***** DATA SUPPLIED *****
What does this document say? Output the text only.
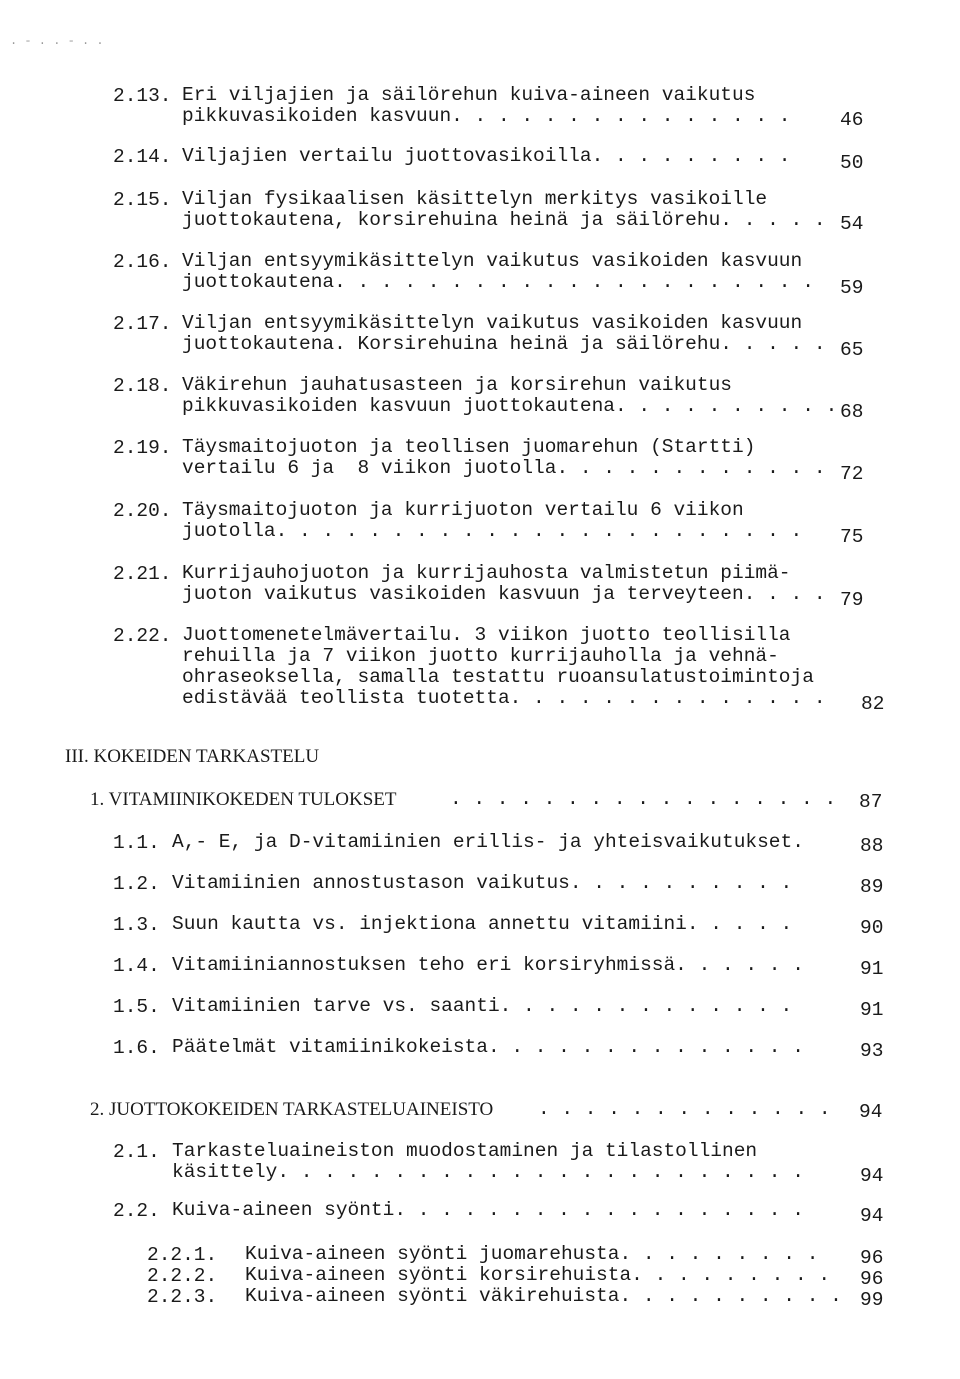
. - . . - . .
2.13. Eri viljajien ja säilörehun kuiva-aineen vaikutus
pikkuvasikoiden kasvuun. . . . . . . . . . . . . . .	46
2.14. Viljajien vertailu juottovasikoilla. . . . . . . . .	50
2.15. Viljan fysikaalisen käsittelyn merkitys vasikoille
juottokautena, korsirehuina heinä ja säilörehu. . . . . 54
2.16. Viljan entsyymikäsittelyn vaikutus vasikoiden kasvuun
juottokautena. . . . . . . . . . . . . . . . . . . . . 59
2.17. Viljan entsyymikäsittelyn vaikutus vasikoiden kasvuun
juottokautena. Korsirehuina heinä ja säilörehu. . . . . 65
2.18. Väkirehun jauhatusasteen ja korsirehun vaikutus
pikkuvasikoiden kasvuun juottokautena. . . . . . . . . . 68
2.19. Täysmaitojuoton ja teollisen juomarehun (Startti)
vertailu 6 ja  8 viikon juotolla. . . . . . . . . . . . 72
2.20. Täysmaitojuoton ja kurrijuoton vertailu 6 viikon
juotolla. . . . . . . . . . . . . . . . . . . . . . . 75
2.21. Kurrijauhojuoton ja kurrijauhosta valmistetun piimä-
juoton vaikutus vasikoiden kasvuun ja terveyteen. . . . 79
2.22. Juottomenetelmävertailu. 3 viikon juotto teollisilla
rehuilla ja 7 viikon juotto kurrijauholla ja vehnä-
ohraseoksella, samalla testattu ruoansulatustoimintoja
edistävää teollista tuotetta. . . . . . . . . . . . . . 82
III. KOKEIDEN TARKASTELU
1. VITAMIINIKOKEDEN TULOKSET	. . . . . . . . . . . . . . . . . 87
1.1. A,- E, ja D-vitamiinien erillis- ja yhteisvaikutukset.	88
1.2. Vitamiinien annostustason vaikutus. . . . . . . . . .	89
1.3. Suun kautta vs. injektiona annettu vitamiini. . . . .	90
1.4. Vitamiiniannostuksen teho eri korsiryhmissä. . . . . .	91
1.5. Vitamiinien tarve vs. saanti. . . . . . . . . . . . .	91
1.6. Päätelmät vitamiinikokeista. . . . . . . . . . . . . .	93
2. JUOTTOKOKEIDEN TARKASTELUAINEISTO . . . . . . . . . . . . . 94
2.1. Tarkasteluaineiston muodostaminen ja tilastollinen
käsittely. . . . . . . . . . . . . . . . . . . . . . .	94
2.2. Kuiva-aineen syönti. . . . . . . . . . . . . . . . . .	94
2.2.1. Kuiva-aineen syönti juomarehusta. . . . . . . . . 96
2.2.2. Kuiva-aineen syönti korsirehuista. . . . . . . . . 96
2.2.3. Kuiva-aineen syönti väkirehuista. . . . . . . . . . 99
*****
* [WHAT IS ASKED]: Omitting all images, retype each line of the records precisely.

* [TASK OUTPUT]:
What does this document say? Output the text only.
. - . . - . .
2.13. Eri viljajien ja säilörehun kuiva-aineen vaikutus
pikkuvasikoiden kasvuun. . . . . . . . . . . . . . .	46
2.14. Viljajien vertailu juottovasikoilla. . . . . . . . .	50
2.15. Viljan fysikaalisen käsittelyn merkitys vasikoille
juottokautena, korsirehuina heinä ja säilörehu. . . . . 54
2.16. Viljan entsyymikäsittelyn vaikutus vasikoiden kasvuun
juottokautena. . . . . . . . . . . . . . . . . . . . . 59
2.17. Viljan entsyymikäsittelyn vaikutus vasikoiden kasvuun
juottokautena. Korsirehuina heinä ja säilörehu. . . . . 65
2.18. Väkirehun jauhatusasteen ja korsirehun vaikutus
pikkuvasikoiden kasvuun juottokautena. . . . . . . . . . 68
2.19. Täysmaitojuoton ja teollisen juomarehun (Startti)
vertailu 6 ja  8 viikon juotolla. . . . . . . . . . . . 72
2.20. Täysmaitojuoton ja kurrijuoton vertailu 6 viikon
juotolla. . . . . . . . . . . . . . . . . . . . . . . 75
2.21. Kurrijauhojuoton ja kurrijauhosta valmistetun piimä-
juoton vaikutus vasikoiden kasvuun ja terveyteen. . . . 79
2.22. Juottomenetelmävertailu. 3 viikon juotto teollisilla
rehuilla ja 7 viikon juotto kurrijauholla ja vehnä-
ohraseoksella, samalla testattu ruoansulatustoimintoja
edistävää teollista tuotetta. . . . . . . . . . . . . . 82
III. KOKEIDEN TARKASTELU
1. VITAMIINIKOKEDEN TULOKSET	. . . . . . . . . . . . . . . . . 87
1.1. A,- E, ja D-vitamiinien erillis- ja yhteisvaikutukset.	88
1.2. Vitamiinien annostustason vaikutus. . . . . . . . . .	89
1.3. Suun kautta vs. injektiona annettu vitamiini. . . . .	90
1.4. Vitamiiniannostuksen teho eri korsiryhmissä. . . . . .	91
1.5. Vitamiinien tarve vs. saanti. . . . . . . . . . . . .	91
1.6. Päätelmät vitamiinikokeista. . . . . . . . . . . . . .	93
2. JUOTTOKOKEIDEN TARKASTELUAINEISTO . . . . . . . . . . . . . 94
2.1. Tarkasteluaineiston muodostaminen ja tilastollinen
käsittely. . . . . . . . . . . . . . . . . . . . . . .	94
2.2. Kuiva-aineen syönti. . . . . . . . . . . . . . . . . .	94
2.2.1. Kuiva-aineen syönti juomarehusta. . . . . . . . . 96
2.2.2. Kuiva-aineen syönti korsirehuista. . . . . . . . . 96
2.2.3. Kuiva-aineen syönti väkirehuista. . . . . . . . . . 99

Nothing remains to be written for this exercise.